Start of Text to read
Thread: CTE Materialization

CTE Materialization

From
Paul van der Linden
Date:
Hi,

when switching to postgres 14 (from 11) I'm having some slow queries because of inlining of CTE's.
I know I can get the same result as with PG11 when adding MATERIALIZED to the cte, but the same application also needs to be able to run on older postgres versions, so that is a no-go.
Is there any other way that I can have materialized cte's in PG14 while still be compatible with older PG versions?
Much appreciated,

Paul

PS please cc me when answering

Re: CTE Materialization

From
"David G. Johnston"
Date:
On Thursday, December 2, 2021, Paul van der Linden <paul.doskabouter@gmail.com> wrote:
Hi,

when switching to postgres 14 (from 11) I'm having some slow queries because of inlining of CTE's.
I know I can get the same result as with PG11 when adding MATERIALIZED to the cte, but the same application also needs to be able to run on older postgres versions, so that is a no-go.
Is there any other way that I can have materialized cte's in PG14 while still be compatible with older PG versions?
Much appreciated,

The usual anti-inlining hack is to add an “offset 0” to the query.  Haven’t tried it in 14 myself though.

David J.
 

Re: CTE Materialization

From
Paul van der Linden
Date:
Thanks a lot, completely forgot that one!
Gonna test that tomorrow...

On Thu, Dec 2, 2021 at 11:34 PM David G. Johnston <david.g.johnston@gmail.com> wrote:
On Thursday, December 2, 2021, Paul van der Linden <paul.doskabouter@gmail.com> wrote:
Hi,

when switching to postgres 14 (from 11) I'm having some slow queries because of inlining of CTE's.
I know I can get the same result as with PG11 when adding MATERIALIZED to the cte, but the same application also needs to be able to run on older postgres versions, so that is a no-go.
Is there any other way that I can have materialized cte's in PG14 while still be compatible with older PG versions?
Much appreciated,

The usual anti-inlining hack is to add an “offset 0” to the query.  Haven’t tried it in 14 myself though.

David J.
 

Re: CTE Materialization

From
Paul van der Linden
Date:
It did indeed work as expected.
Took the query down from over 18 hours to 20 minutes, so a huge win!

Paul

On Thu, Dec 2, 2021 at 11:34 PM David G. Johnston <david.g.johnston@gmail.com> wrote:
On Thursday, December 2, 2021, Paul van der Linden <paul.doskabouter@gmail.com> wrote:
Hi,

when switching to postgres 14 (from 11) I'm having some slow queries because of inlining of CTE's.
I know I can get the same result as with PG11 when adding MATERIALIZED to the cte, but the same application also needs to be able to run on older postgres versions, so that is a no-go.
Is there any other way that I can have materialized cte's in PG14 while still be compatible with older PG versions?
End of Text to read
#### What you will do:
1) In the CTE materialization thread, how long did the query take before and after the fix?
2) Write the next part of the CTE materialization thread, picking up after its last line.
Start of Records supplied
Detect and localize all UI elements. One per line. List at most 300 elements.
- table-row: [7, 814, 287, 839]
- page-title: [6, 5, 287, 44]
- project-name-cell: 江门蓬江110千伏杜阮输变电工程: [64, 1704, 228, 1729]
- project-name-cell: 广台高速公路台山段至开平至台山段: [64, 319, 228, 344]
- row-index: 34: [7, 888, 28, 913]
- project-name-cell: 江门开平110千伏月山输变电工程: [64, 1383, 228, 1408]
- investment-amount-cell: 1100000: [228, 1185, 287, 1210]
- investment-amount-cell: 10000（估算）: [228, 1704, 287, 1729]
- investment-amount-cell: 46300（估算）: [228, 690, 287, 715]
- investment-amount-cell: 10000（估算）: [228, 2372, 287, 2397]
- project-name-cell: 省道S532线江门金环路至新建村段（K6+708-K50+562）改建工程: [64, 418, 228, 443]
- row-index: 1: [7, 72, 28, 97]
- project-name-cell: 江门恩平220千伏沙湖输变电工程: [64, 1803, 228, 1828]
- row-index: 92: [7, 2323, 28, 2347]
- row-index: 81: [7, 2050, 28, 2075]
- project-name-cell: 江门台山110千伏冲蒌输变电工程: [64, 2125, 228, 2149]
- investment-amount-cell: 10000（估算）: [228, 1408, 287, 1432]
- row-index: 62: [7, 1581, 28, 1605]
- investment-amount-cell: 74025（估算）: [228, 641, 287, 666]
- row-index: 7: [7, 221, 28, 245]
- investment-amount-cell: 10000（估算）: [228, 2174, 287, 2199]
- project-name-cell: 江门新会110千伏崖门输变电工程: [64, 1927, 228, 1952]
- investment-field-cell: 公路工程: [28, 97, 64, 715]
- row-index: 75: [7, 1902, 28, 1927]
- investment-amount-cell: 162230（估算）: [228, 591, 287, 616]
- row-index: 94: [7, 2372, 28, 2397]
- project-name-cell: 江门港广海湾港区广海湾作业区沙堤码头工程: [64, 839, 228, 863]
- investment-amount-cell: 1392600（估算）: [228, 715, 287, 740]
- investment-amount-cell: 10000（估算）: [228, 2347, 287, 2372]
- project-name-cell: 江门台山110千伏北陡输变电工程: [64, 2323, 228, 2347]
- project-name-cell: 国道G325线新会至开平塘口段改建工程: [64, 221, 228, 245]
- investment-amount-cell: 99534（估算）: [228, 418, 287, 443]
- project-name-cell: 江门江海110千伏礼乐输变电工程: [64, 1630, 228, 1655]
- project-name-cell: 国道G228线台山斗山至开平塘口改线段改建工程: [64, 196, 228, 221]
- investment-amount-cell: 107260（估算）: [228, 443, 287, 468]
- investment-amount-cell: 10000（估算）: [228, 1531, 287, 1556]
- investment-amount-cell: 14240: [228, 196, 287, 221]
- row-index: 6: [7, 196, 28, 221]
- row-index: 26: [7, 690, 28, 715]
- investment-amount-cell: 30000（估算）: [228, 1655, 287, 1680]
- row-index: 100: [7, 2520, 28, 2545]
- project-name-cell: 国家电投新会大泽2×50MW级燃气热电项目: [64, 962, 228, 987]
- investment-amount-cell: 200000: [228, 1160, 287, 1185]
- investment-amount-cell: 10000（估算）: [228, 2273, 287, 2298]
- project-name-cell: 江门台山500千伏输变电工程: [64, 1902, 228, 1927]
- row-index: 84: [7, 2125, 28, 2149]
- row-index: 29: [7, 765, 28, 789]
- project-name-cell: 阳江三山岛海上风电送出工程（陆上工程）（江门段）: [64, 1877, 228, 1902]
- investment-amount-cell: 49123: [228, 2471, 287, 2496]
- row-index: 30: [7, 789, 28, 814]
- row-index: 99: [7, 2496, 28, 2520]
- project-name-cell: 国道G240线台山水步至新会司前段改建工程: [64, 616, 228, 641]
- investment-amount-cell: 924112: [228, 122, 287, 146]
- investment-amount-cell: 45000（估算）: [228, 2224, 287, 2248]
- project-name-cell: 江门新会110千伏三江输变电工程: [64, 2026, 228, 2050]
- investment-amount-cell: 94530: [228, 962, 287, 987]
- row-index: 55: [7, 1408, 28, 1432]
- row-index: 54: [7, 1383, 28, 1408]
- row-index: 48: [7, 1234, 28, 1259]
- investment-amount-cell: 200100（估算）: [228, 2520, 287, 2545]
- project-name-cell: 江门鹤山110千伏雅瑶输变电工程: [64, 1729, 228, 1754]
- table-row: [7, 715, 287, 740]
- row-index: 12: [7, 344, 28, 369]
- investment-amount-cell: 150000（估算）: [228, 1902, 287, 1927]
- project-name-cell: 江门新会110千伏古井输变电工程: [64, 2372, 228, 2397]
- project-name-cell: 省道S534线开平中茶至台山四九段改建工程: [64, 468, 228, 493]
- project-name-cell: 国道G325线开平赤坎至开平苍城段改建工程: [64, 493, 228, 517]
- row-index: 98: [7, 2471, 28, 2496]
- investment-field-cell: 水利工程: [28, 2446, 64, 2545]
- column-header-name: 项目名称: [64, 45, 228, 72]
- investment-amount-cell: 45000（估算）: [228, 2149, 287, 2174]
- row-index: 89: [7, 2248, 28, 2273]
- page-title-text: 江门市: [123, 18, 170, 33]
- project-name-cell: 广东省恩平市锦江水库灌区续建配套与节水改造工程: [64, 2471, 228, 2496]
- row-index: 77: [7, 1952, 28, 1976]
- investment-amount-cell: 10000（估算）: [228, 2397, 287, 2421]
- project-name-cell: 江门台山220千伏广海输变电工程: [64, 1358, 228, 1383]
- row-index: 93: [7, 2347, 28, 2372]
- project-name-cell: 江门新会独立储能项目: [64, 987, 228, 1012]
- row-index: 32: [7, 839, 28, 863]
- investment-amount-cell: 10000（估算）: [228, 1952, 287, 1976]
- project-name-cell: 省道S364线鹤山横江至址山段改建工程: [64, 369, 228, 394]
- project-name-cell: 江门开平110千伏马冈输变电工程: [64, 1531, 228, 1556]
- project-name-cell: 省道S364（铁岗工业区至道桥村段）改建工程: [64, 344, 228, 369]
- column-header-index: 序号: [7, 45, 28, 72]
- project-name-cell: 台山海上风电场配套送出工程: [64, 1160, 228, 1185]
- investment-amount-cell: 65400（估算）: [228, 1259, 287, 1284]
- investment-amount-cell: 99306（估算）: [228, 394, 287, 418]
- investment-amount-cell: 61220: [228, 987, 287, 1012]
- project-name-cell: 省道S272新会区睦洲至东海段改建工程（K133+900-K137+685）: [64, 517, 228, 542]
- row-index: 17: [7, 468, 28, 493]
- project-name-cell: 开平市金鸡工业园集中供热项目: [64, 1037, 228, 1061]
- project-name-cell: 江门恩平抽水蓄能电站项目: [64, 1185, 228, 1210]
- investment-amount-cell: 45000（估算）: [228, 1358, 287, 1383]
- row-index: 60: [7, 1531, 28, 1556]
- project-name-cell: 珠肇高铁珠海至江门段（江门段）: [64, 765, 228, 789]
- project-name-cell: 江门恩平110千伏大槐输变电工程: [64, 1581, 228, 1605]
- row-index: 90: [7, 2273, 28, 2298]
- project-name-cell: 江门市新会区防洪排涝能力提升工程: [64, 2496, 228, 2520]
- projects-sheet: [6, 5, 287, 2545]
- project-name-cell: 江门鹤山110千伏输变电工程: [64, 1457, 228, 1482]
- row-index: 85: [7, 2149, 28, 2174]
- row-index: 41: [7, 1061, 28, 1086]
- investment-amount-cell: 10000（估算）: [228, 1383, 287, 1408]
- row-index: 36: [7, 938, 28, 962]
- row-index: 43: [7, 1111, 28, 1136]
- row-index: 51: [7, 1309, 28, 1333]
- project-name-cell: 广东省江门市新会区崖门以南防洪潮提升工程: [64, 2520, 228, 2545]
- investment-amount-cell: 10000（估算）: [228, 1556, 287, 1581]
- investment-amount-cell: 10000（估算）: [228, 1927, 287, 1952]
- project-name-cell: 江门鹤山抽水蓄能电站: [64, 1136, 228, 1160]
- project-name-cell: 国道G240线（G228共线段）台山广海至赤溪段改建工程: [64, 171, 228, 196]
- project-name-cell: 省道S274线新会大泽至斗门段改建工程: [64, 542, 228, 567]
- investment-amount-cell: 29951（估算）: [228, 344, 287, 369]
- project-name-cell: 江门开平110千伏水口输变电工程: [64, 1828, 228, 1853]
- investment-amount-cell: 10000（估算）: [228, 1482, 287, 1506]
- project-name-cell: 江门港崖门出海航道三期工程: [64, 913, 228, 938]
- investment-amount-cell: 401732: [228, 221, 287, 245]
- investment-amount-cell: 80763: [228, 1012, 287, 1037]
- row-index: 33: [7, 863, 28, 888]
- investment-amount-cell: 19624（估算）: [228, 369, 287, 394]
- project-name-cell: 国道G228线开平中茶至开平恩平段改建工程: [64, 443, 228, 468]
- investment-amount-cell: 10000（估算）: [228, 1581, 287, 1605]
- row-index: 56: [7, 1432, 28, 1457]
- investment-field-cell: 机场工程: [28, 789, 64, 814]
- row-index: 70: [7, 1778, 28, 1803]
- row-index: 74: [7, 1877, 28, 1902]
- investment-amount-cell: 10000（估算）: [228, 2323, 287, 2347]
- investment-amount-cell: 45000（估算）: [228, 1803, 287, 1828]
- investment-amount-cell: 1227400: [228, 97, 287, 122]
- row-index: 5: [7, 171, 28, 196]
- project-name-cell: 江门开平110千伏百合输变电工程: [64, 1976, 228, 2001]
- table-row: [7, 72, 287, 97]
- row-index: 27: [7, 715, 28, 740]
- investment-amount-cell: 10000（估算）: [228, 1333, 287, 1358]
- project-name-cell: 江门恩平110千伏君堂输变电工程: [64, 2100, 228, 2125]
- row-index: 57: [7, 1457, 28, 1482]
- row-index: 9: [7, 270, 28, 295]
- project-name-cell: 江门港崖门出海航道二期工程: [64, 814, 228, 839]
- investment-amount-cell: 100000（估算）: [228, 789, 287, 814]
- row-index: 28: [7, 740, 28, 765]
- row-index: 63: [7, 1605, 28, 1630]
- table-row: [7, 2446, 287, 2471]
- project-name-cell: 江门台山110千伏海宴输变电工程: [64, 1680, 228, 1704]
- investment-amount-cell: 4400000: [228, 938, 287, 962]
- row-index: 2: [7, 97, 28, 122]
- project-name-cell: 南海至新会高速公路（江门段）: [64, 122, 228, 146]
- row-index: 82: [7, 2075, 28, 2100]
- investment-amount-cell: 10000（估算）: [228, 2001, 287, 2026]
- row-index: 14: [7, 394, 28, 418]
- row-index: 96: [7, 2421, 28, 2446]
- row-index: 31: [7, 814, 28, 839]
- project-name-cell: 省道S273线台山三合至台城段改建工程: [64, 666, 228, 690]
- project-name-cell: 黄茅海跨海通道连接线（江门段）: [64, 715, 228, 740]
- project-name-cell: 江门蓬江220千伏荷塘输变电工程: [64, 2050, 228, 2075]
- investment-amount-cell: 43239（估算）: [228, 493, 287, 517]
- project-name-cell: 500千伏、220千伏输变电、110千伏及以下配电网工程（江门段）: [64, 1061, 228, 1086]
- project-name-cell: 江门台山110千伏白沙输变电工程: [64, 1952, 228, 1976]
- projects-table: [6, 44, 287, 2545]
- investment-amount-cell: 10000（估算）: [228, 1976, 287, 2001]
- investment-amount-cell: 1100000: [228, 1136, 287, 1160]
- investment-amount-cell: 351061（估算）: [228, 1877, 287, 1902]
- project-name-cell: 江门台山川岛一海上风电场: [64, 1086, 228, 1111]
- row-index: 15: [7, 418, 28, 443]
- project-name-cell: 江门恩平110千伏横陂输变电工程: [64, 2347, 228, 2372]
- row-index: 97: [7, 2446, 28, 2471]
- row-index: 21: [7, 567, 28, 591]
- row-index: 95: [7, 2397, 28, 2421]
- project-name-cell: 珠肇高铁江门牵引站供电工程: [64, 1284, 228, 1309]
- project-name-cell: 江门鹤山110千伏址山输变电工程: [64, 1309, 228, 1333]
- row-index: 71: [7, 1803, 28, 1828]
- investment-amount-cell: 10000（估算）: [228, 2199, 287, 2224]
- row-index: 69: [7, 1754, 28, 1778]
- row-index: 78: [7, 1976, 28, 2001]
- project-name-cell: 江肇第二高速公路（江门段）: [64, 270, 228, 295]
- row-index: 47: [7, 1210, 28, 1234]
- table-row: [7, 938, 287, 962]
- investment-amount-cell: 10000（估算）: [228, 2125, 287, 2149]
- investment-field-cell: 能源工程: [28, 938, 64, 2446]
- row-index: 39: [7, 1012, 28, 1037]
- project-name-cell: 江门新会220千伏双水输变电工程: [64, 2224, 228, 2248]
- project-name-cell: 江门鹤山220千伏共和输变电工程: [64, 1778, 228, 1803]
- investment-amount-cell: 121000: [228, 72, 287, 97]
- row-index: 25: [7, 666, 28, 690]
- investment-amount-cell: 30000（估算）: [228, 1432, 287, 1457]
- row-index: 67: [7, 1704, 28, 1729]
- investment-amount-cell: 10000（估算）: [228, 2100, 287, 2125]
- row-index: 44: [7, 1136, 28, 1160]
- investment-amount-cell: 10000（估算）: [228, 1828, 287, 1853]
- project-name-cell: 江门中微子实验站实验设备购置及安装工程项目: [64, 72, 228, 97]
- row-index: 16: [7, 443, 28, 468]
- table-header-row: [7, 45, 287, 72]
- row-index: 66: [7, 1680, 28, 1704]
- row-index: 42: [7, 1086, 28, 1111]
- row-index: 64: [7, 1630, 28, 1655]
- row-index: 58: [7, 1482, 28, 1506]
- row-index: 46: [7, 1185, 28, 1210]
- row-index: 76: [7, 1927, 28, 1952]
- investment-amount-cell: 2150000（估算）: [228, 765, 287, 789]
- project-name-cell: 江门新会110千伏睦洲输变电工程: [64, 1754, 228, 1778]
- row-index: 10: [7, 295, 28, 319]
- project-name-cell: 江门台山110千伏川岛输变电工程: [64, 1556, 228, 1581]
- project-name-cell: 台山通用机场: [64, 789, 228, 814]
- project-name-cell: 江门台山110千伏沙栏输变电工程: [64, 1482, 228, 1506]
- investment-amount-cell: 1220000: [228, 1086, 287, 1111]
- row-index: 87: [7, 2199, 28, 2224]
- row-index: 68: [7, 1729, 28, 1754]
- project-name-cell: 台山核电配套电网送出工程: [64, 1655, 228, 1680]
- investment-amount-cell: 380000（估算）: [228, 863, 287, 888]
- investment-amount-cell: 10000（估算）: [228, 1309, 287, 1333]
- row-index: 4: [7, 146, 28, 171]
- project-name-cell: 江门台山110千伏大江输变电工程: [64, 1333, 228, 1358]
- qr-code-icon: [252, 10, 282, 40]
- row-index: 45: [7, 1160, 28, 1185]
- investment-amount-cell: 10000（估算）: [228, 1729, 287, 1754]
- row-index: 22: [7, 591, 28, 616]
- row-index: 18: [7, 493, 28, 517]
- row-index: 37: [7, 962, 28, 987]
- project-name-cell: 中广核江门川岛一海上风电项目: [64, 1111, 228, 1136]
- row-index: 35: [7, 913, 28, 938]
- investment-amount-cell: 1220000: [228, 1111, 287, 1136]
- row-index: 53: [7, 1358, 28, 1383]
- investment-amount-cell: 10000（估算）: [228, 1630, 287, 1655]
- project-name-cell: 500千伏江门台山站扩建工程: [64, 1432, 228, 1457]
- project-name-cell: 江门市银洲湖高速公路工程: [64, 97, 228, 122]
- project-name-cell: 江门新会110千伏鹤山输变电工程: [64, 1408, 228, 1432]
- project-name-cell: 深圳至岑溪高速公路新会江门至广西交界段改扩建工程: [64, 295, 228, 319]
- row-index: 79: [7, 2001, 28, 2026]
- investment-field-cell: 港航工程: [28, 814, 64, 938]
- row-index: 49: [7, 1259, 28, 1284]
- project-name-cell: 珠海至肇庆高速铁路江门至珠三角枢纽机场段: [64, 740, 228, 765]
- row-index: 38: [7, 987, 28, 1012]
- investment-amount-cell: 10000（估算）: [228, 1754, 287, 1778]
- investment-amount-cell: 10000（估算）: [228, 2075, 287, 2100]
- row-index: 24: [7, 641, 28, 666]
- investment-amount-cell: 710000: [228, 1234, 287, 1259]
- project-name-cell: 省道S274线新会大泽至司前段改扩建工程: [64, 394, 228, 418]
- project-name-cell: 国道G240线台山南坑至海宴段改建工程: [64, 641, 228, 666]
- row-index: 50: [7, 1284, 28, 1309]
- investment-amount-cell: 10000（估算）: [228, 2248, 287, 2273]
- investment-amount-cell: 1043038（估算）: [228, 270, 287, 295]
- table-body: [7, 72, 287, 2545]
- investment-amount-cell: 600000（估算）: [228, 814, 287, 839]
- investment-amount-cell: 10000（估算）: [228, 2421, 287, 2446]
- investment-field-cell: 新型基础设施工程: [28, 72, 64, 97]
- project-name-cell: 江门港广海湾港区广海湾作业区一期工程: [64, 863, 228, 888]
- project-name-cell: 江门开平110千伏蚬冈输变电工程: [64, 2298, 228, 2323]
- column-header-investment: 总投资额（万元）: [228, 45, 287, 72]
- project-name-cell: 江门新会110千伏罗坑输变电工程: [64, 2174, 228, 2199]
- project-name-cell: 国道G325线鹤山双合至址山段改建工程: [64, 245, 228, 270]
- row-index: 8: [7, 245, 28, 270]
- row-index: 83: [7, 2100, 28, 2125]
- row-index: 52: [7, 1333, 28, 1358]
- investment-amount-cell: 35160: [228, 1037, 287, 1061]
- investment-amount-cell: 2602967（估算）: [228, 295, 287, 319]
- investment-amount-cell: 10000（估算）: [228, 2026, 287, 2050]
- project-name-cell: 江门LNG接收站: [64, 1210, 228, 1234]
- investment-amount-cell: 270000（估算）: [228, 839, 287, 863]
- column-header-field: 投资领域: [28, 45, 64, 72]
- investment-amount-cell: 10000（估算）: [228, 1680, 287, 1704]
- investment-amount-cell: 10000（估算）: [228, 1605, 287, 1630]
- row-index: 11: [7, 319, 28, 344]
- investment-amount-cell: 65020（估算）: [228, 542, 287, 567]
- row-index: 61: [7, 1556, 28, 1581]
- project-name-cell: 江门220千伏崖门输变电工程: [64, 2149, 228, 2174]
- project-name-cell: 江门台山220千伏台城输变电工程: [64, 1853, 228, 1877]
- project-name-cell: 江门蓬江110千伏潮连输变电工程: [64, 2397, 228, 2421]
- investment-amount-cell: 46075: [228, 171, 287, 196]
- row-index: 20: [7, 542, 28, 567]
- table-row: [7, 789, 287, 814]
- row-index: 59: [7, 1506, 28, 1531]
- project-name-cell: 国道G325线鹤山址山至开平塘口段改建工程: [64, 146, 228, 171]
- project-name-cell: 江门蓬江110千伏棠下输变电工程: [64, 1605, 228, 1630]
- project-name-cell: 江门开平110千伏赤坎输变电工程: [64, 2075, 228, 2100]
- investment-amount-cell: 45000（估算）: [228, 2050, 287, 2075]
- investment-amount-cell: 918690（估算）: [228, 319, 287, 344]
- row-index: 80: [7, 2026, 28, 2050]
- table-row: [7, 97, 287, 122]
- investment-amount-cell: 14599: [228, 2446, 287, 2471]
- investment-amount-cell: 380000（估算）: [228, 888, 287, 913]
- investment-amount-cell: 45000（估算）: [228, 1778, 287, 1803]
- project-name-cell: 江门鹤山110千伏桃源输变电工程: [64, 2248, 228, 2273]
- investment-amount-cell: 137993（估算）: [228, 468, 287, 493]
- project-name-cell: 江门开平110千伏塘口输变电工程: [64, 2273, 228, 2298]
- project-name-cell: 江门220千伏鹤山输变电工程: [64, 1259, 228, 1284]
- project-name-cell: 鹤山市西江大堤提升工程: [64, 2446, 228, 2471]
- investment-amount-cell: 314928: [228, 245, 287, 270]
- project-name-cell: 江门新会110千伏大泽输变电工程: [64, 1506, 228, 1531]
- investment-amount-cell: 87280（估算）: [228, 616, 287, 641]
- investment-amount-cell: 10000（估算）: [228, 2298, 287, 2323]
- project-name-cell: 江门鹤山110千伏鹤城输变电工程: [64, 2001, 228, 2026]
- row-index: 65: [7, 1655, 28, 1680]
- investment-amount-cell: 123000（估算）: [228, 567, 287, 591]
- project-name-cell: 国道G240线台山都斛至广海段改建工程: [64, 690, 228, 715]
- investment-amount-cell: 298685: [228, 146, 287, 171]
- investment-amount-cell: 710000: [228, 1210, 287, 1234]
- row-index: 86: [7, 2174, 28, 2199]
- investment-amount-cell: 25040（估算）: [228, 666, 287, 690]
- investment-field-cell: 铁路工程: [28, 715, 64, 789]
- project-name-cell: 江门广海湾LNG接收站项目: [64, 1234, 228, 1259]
End of Records supplied
#### Responses for each task:
1) Over 18 hours before and 20 minutes after.

2)
Much appreciated,

The usual anti-inlining hack is to add an “offset 0” to the query.  Haven’t tried it in 14 myself though.

David J.
 

Re: CTE Materialization

From
Дмитрий Иванов
Date:
I beg your pardon.
The problem is more or less clear to me, but the solution is not. What does the "hack is to add an "offset 0" to the query" suggest? Thank you.
--
Regards, Dmitry!


вт, 7 дек. 2021 г. в 10:20, Paul van der Linden <paul.doskabouter@gmail.com>:
It did indeed work as expected.
Took the query down from over 18 hours to 20 minutes, so a huge win!

Paul

On Thu, Dec 2, 2021 at 11:34 PM David G. Johnston <david.g.johnston@gmail.com> wrote:
On Thursday, December 2, 2021, Paul van der Linden <paul.doskabouter@gmail.com> wrote:
Hi,

when switching to postgres 14 (from 11) I'm having some slow queries because of inlining of CTE's.
I know I can get the same result as with PG11 when adding MATERIALIZED to the cte, but the same application also needs to be able to run on older postgres versions, so that is a no-go.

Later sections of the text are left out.